• _Objective_
Gather all lines from the material that contain "title".

***** Items

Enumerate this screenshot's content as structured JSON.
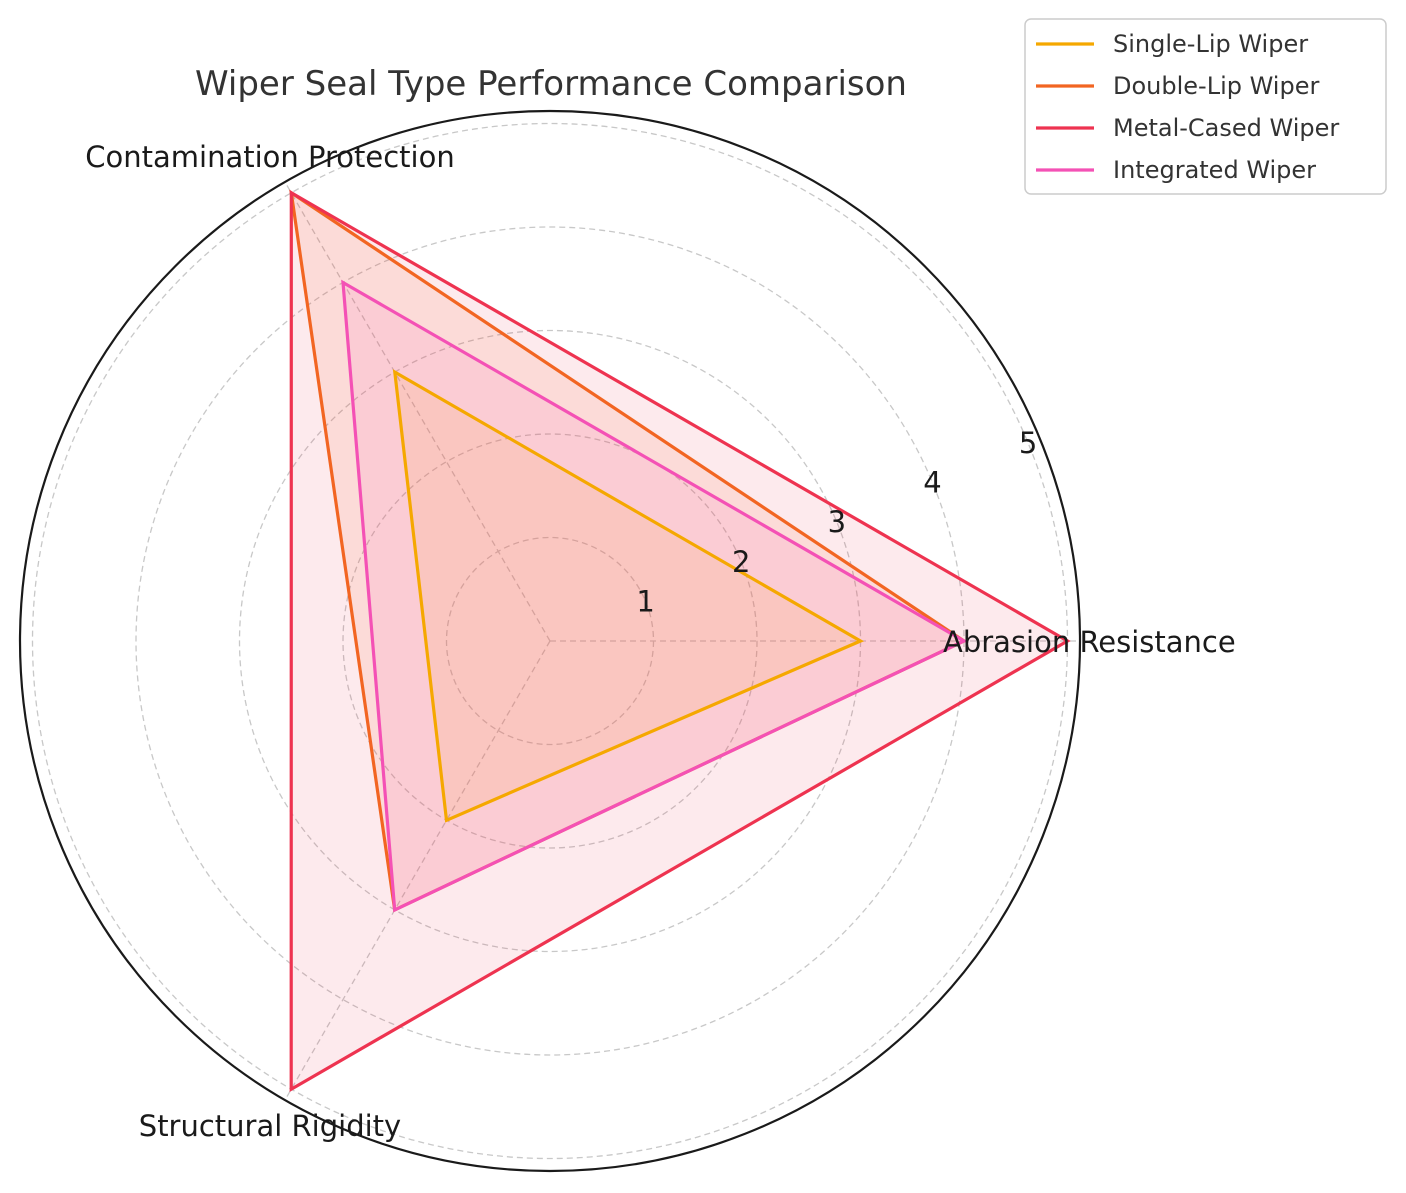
{
  "chart_data": {
    "type": "radar",
    "title": "Wiper Seal Type Performance Comparison",
    "axes": [
      "Abrasion Resistance",
      "Contamination Protection",
      "Structural Rigidity"
    ],
    "r_ticks": [
      "1",
      "2",
      "3",
      "4",
      "5"
    ],
    "r_range": [
      0,
      5
    ],
    "grid": true,
    "legend_position": "top-right",
    "series": [
      {
        "name": "Single-Lip Wiper",
        "values": [
          3,
          3,
          2
        ],
        "color": "#f5a800"
      },
      {
        "name": "Double-Lip Wiper",
        "values": [
          4,
          5,
          3
        ],
        "color": "#f26522"
      },
      {
        "name": "Metal-Cased Wiper",
        "values": [
          5,
          5,
          5
        ],
        "color": "#ee3350"
      },
      {
        "name": "Integrated Wiper",
        "values": [
          4,
          4,
          3
        ],
        "color": "#f451b5"
      }
    ]
  }
}
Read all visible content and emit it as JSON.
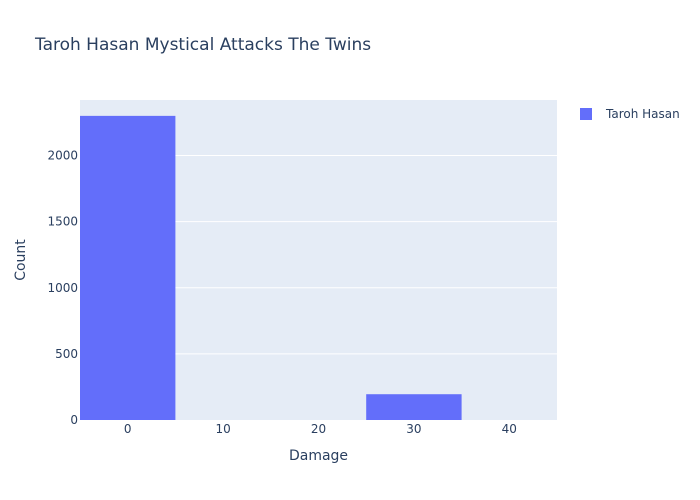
{
  "chart_data": {
    "type": "bar",
    "title": "Taroh Hasan Mystical Attacks The Twins",
    "xlabel": "Damage",
    "ylabel": "Count",
    "x_ticks": [
      "0",
      "10",
      "20",
      "30",
      "40"
    ],
    "y_ticks": [
      "0",
      "500",
      "1000",
      "1500",
      "2000"
    ],
    "xlim": [
      -5,
      45
    ],
    "ylim": [
      0,
      2420
    ],
    "bin_width": 10,
    "series": [
      {
        "name": "Taroh Hasan",
        "color": "#636efa",
        "bins": [
          {
            "x": 0,
            "count": 2300
          },
          {
            "x": 10,
            "count": 0
          },
          {
            "x": 20,
            "count": 0
          },
          {
            "x": 30,
            "count": 195
          },
          {
            "x": 40,
            "count": 0
          }
        ]
      }
    ],
    "legend_position": "top-right",
    "grid": true,
    "plot_background": "#e5ecf6"
  }
}
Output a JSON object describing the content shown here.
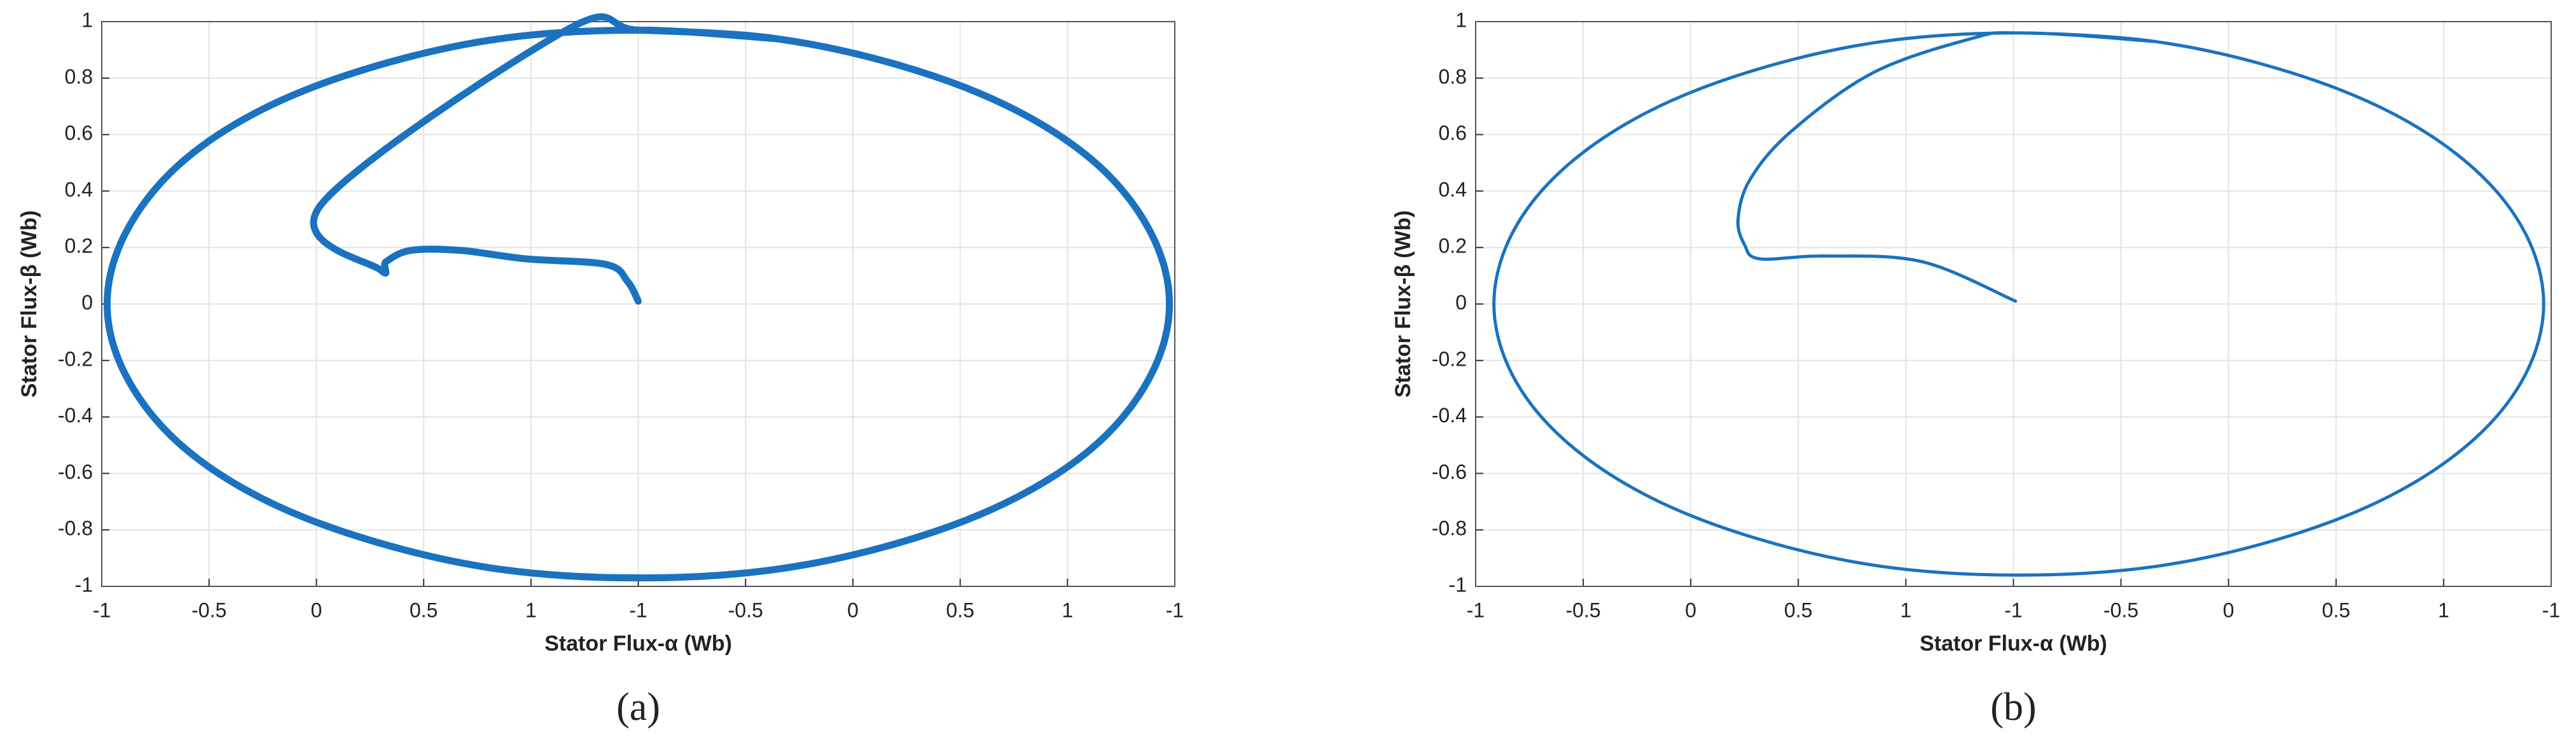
{
  "chart_data": [
    {
      "type": "line",
      "caption": "(a)",
      "xlabel": "Stator Flux-α (Wb)",
      "ylabel": "Stator Flux-β (Wb)",
      "xlim": [
        0,
        10
      ],
      "ylim": [
        -1,
        1
      ],
      "grid": true,
      "xticks": [
        {
          "value": 0,
          "label": "-1"
        },
        {
          "value": 1,
          "label": "-0.5"
        },
        {
          "value": 2,
          "label": "0"
        },
        {
          "value": 3,
          "label": "0.5"
        },
        {
          "value": 4,
          "label": "1"
        },
        {
          "value": 5,
          "label": "-1"
        },
        {
          "value": 6,
          "label": "-0.5"
        },
        {
          "value": 7,
          "label": "0"
        },
        {
          "value": 8,
          "label": "0.5"
        },
        {
          "value": 9,
          "label": "1"
        },
        {
          "value": 10,
          "label": "-1"
        }
      ],
      "yticks": [
        -1,
        -0.8,
        -0.6,
        -0.4,
        -0.2,
        0,
        0.2,
        0.4,
        0.6,
        0.8,
        1
      ],
      "x": [
        5.0,
        4.9,
        4.7,
        3.95,
        3.34,
        2.88,
        2.65,
        2.6,
        2.04,
        4.33,
        5.0,
        6.28,
        7.48,
        8.5,
        9.29,
        9.78,
        9.95,
        9.78,
        9.29,
        8.5,
        7.48,
        6.28,
        5.0,
        3.72,
        2.53,
        1.5,
        0.71,
        0.22,
        0.05,
        0.22,
        0.71,
        1.5,
        2.53,
        3.72,
        5.0,
        6.28
      ],
      "series": [
        {
          "color": "#1a72c0",
          "values": [
            0.01,
            0.08,
            0.14,
            0.16,
            0.19,
            0.19,
            0.15,
            0.12,
            0.35,
            0.97,
            0.97,
            0.94,
            0.84,
            0.69,
            0.49,
            0.25,
            0,
            -0.25,
            -0.49,
            -0.69,
            -0.84,
            -0.94,
            -0.97,
            -0.94,
            -0.84,
            -0.69,
            -0.49,
            -0.25,
            0,
            0.25,
            0.49,
            0.69,
            0.84,
            0.94,
            0.97,
            0.94
          ]
        }
      ]
    },
    {
      "type": "line",
      "caption": "(b)",
      "xlabel": "Stator Flux-α (Wb)",
      "ylabel": "Stator Flux-β (Wb)",
      "xlim": [
        0,
        10
      ],
      "ylim": [
        -1,
        1
      ],
      "grid": true,
      "xticks": [
        {
          "value": 0,
          "label": "-1"
        },
        {
          "value": 1,
          "label": "-0.5"
        },
        {
          "value": 2,
          "label": "0"
        },
        {
          "value": 3,
          "label": "0.5"
        },
        {
          "value": 4,
          "label": "1"
        },
        {
          "value": 5,
          "label": "-1"
        },
        {
          "value": 6,
          "label": "-0.5"
        },
        {
          "value": 7,
          "label": "0"
        },
        {
          "value": 8,
          "label": "0.5"
        },
        {
          "value": 9,
          "label": "1"
        },
        {
          "value": 10,
          "label": "-1"
        }
      ],
      "yticks": [
        -1,
        -0.8,
        -0.6,
        -0.4,
        -0.2,
        0,
        0.2,
        0.4,
        0.6,
        0.8,
        1
      ],
      "x": [
        5.02,
        4.15,
        3.24,
        2.64,
        2.5,
        2.44,
        2.55,
        2.93,
        3.7,
        4.61,
        5.05,
        6.31,
        7.49,
        8.5,
        9.28,
        9.76,
        9.93,
        9.76,
        9.28,
        8.5,
        7.49,
        6.31,
        5.05,
        3.79,
        2.61,
        1.6,
        0.82,
        0.34,
        0.17,
        0.34,
        0.82,
        1.6,
        2.61,
        3.79,
        5.05,
        6.31
      ],
      "series": [
        {
          "color": "#1a72c0",
          "values": [
            0.01,
            0.15,
            0.17,
            0.16,
            0.21,
            0.3,
            0.44,
            0.61,
            0.82,
            0.94,
            0.96,
            0.93,
            0.83,
            0.68,
            0.48,
            0.25,
            0,
            -0.25,
            -0.48,
            -0.68,
            -0.83,
            -0.93,
            -0.96,
            -0.93,
            -0.83,
            -0.68,
            -0.48,
            -0.25,
            0,
            0.25,
            0.48,
            0.68,
            0.83,
            0.93,
            0.96,
            0.93
          ]
        }
      ]
    }
  ]
}
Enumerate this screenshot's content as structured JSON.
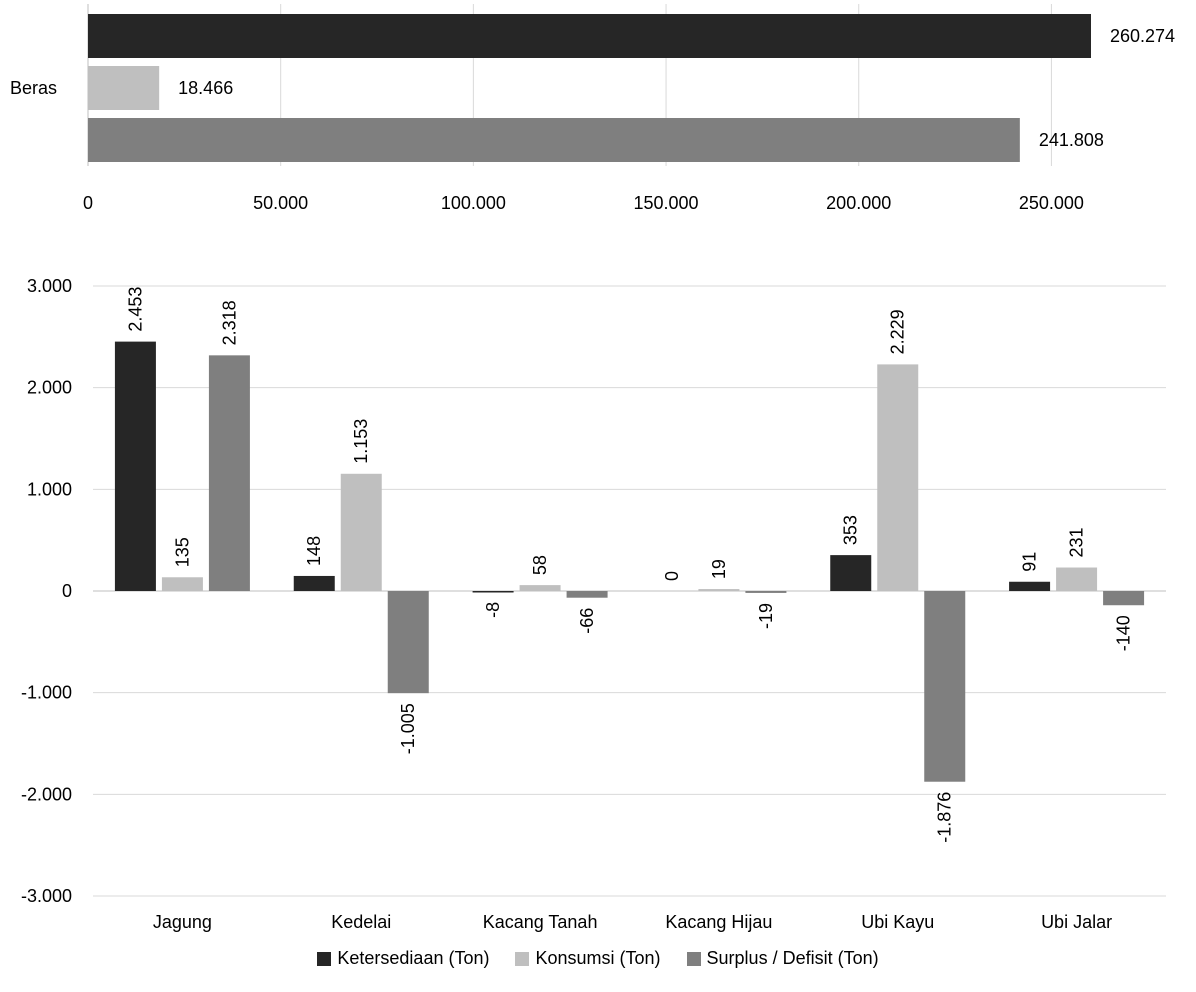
{
  "chart_data": [
    {
      "type": "bar",
      "orientation": "horizontal",
      "categories": [
        "Beras"
      ],
      "series": [
        {
          "name": "Ketersediaan (Ton)",
          "values": [
            260274
          ],
          "labels": [
            "260.274"
          ],
          "color": "#262626"
        },
        {
          "name": "Konsumsi (Ton)",
          "values": [
            18466
          ],
          "labels": [
            "18.466"
          ],
          "color": "#bfbfbf"
        },
        {
          "name": "Surplus / Defisit (Ton)",
          "values": [
            241808
          ],
          "labels": [
            "241.808"
          ],
          "color": "#7f7f7f"
        }
      ],
      "xlim": [
        0,
        260274
      ],
      "xticks": [
        "0",
        "50.000",
        "100.000",
        "150.000",
        "200.000",
        "250.000"
      ],
      "xtick_values": [
        0,
        50000,
        100000,
        150000,
        200000,
        250000
      ],
      "grid": true,
      "legend": "none"
    },
    {
      "type": "bar",
      "orientation": "vertical",
      "categories": [
        "Jagung",
        "Kedelai",
        "Kacang Tanah",
        "Kacang Hijau",
        "Ubi Kayu",
        "Ubi Jalar"
      ],
      "series": [
        {
          "name": "Ketersediaan (Ton)",
          "values": [
            2453,
            148,
            -8,
            0,
            353,
            91
          ],
          "labels": [
            "2.453",
            "148",
            "-8",
            "0",
            "353",
            "91"
          ],
          "color": "#262626"
        },
        {
          "name": "Konsumsi (Ton)",
          "values": [
            135,
            1153,
            58,
            19,
            2229,
            231
          ],
          "labels": [
            "135",
            "1.153",
            "58",
            "19",
            "2.229",
            "231"
          ],
          "color": "#bfbfbf"
        },
        {
          "name": "Surplus / Defisit (Ton)",
          "values": [
            2318,
            -1005,
            -66,
            -19,
            -1876,
            -140
          ],
          "labels": [
            "2.318",
            "-1.005",
            "-66",
            "-19",
            "-1.876",
            "-140"
          ],
          "color": "#7f7f7f"
        }
      ],
      "ylim": [
        -3000,
        3000
      ],
      "yticks": [
        "3.000",
        "2.000",
        "1.000",
        "0",
        "-1.000",
        "-2.000",
        "-3.000"
      ],
      "ytick_values": [
        3000,
        2000,
        1000,
        0,
        -1000,
        -2000,
        -3000
      ],
      "grid": true,
      "legend": "bottom"
    }
  ],
  "legend": [
    {
      "label": "Ketersediaan (Ton)",
      "color": "#262626"
    },
    {
      "label": "Konsumsi (Ton)",
      "color": "#bfbfbf"
    },
    {
      "label": "Surplus / Defisit (Ton)",
      "color": "#7f7f7f"
    }
  ]
}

**********

• _The output_
    "title": "Wiper Seal Type Performance Comparison",
    "title": "Taroh Hasan Mystical Attacks The Twins",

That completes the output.